Énoncé A → Recopiez fidèlement le passage du texte sur la civilisation française qui va de « La société au » à « une évolution constante. ».

Texte du document →
○ ○ ○ ○ ○ ○ ○
8.27.2012

RICHESSES DE LA CIVILISATION FRANÇAISE


La France est alors le pays d’Europe le plus puissant et le plus peuplé. Il s’y développe une riche civilisation que l’on retrouve, à quelques différences près, dans les États voisins. Cette civilisation s’épanouit au travers:
*. de la société;
*. de la vie économique;
*. de la vie culturelle et artistique.

La société au Moyen Âge

Pour répondre aux problèmes posés par la diversité des peuples, le rétablissement de la paix, l’absence de centralisation du pouvoir, la société se partage en groupes différents, mais au rôle précis:
*. les chevaliers;
*. les paysans;
*. les commerçants et artisans ;
*. le clergé.
De l’an 800 jusqu’au milieu du XIVe siècle, cette société féodale se retrouve partout en Europe et marque son dynamisme par une évolution constante.

Les chevaliers et les nobles

L’insécurité et la nécessité de se défendre localement ont entraîné la création d’un système original : la féodalité. À l’origine, les rois carolingiens remerciaient de leur aide les fonctionnaires et les chefs militaires en leur conférant:
*. un titre: duc, comte, etc.;
*. un domaine foncier dont ils avaient la charge, mais pas la propriété. En échange de ces domaines appelés «fiefs», les grands seigneurs juraient aide et fidélité au roi, leur suzerain suprême, dont ils devenaient les vassaux. Ils s’engageaient, aussi, à protéger et administrer les terres concédées.
La pyramide féodale s’organise ainsi:
*. au sommet, le roi;
*. au milieu, une hiérarchie de seigneurs souvent apparentés au monarque ; chaque vassal ayant la possibilité de diriger plusieurs vassaux dont il est alors le suzerain immédiat;
*. à la base, les chevaliers.
La chevalerie est à l’origine de l’aristocratie dans toute l’Europe. L’étude des armoiries, emblèmes des familles nobles, est une source de renseignements historiques. Le système se perfectionna, précisant à chacun ses droits et ses devoirs. Le suzerain doit au vassal:
*. la rémunération de ses services par l’octroi d’un fief qui le nourrira, lui et sa famille;
*. la protection militaire et juridique.
Le vassal doit au suzerain:
*. la fidélité (sinon il est félon, traître);
*. l’aide militaire ou service d’Ost;
*. l’aide juridique dans les jugements;
*. l’aide financière, ou aide aux quatre cas, soit:
– pour libérer un suzerain prisonnier, en participant à la rançon,
– lorsque le fils du suzerain est armé chevalier,
– pour le mariage de sa fille aînée,
– pour partir en croisade.
○ ○ ○ ○ ○ ○ ○
Données extraites →
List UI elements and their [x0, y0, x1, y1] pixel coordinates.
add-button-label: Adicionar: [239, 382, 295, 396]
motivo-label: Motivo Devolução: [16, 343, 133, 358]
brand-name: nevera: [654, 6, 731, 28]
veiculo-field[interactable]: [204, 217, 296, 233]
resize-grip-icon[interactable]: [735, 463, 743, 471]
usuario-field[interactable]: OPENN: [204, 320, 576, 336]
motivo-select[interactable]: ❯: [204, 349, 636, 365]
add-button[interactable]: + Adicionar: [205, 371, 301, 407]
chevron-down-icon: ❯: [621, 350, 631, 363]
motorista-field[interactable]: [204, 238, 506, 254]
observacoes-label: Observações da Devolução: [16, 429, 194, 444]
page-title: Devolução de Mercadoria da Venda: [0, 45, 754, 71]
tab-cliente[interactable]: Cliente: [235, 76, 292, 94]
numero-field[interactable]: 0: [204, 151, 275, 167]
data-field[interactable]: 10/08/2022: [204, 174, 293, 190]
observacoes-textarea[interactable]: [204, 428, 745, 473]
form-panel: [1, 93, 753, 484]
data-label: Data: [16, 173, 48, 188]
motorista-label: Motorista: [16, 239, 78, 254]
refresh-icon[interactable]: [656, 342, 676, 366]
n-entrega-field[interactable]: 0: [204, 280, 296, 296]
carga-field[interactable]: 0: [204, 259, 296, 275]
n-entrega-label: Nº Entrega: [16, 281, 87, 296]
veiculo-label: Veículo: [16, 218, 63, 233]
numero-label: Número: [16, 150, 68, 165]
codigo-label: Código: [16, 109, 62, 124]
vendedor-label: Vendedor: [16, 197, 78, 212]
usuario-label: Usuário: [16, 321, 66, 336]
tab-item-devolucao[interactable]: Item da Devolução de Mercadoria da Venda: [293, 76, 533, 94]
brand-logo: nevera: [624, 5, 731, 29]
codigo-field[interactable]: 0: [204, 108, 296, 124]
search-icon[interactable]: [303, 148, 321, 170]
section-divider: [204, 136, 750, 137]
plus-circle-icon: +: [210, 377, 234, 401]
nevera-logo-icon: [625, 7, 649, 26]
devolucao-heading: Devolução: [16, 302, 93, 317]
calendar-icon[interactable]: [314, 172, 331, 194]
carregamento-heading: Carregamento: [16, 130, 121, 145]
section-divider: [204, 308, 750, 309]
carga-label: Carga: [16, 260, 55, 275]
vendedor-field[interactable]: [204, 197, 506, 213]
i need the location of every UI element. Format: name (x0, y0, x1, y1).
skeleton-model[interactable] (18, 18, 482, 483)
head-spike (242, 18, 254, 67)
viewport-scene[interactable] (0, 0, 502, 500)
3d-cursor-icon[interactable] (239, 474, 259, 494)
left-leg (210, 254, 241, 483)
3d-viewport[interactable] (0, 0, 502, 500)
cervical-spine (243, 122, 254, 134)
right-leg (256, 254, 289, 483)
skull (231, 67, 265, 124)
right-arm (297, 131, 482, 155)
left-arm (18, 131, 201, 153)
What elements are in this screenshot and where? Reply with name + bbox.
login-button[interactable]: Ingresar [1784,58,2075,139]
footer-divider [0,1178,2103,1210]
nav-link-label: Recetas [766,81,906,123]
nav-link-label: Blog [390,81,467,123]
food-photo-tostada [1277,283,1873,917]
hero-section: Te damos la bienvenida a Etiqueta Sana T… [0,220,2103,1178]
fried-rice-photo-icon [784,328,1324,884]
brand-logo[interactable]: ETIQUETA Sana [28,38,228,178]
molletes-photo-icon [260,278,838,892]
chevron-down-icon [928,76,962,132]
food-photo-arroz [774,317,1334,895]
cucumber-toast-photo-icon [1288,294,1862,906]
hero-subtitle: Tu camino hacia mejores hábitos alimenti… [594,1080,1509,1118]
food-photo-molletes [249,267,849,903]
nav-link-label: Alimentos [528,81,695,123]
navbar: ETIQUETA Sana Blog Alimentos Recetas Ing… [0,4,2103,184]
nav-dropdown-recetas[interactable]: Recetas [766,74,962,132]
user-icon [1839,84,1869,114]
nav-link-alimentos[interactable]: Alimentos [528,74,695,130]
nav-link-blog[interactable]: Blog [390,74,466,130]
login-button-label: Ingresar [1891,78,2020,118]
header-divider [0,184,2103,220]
○ ○ ○ ○ ○ ○ ○
Énoncé B → Relevez, dans les entrées ci-dessus, chaque ligne où figure la chaîne « field ». La casse compte.

Réponse complète A →
La société au Moyen Âge

Pour répondre aux problèmes posés par la diversité des peuples, le rétablissement de la paix, l’absence de centralisation du pouvoir, la société se partage en groupes différents, mais au rôle précis:
*. les chevaliers;
*. les paysans;
*. les commerçants et artisans ;
*. le clergé.
De l’an 800 jusqu’au milieu du XIVe siècle, cette société féodale se retrouve partout en Europe et marque son dynamisme par une évolution constante.

Réponse complète B →
veiculo-field[interactable]: [204, 217, 296, 233]
usuario-field[interactable]: OPENN: [204, 320, 576, 336]
motorista-field[interactable]: [204, 238, 506, 254]
numero-field[interactable]: 0: [204, 151, 275, 167]
data-field[interactable]: 10/08/2022: [204, 174, 293, 190]
n-entrega-field[interactable]: 0: [204, 280, 296, 296]
carga-field[interactable]: 0: [204, 259, 296, 275]
codigo-field[interactable]: 0: [204, 108, 296, 124]
vendedor-field[interactable]: [204, 197, 506, 213]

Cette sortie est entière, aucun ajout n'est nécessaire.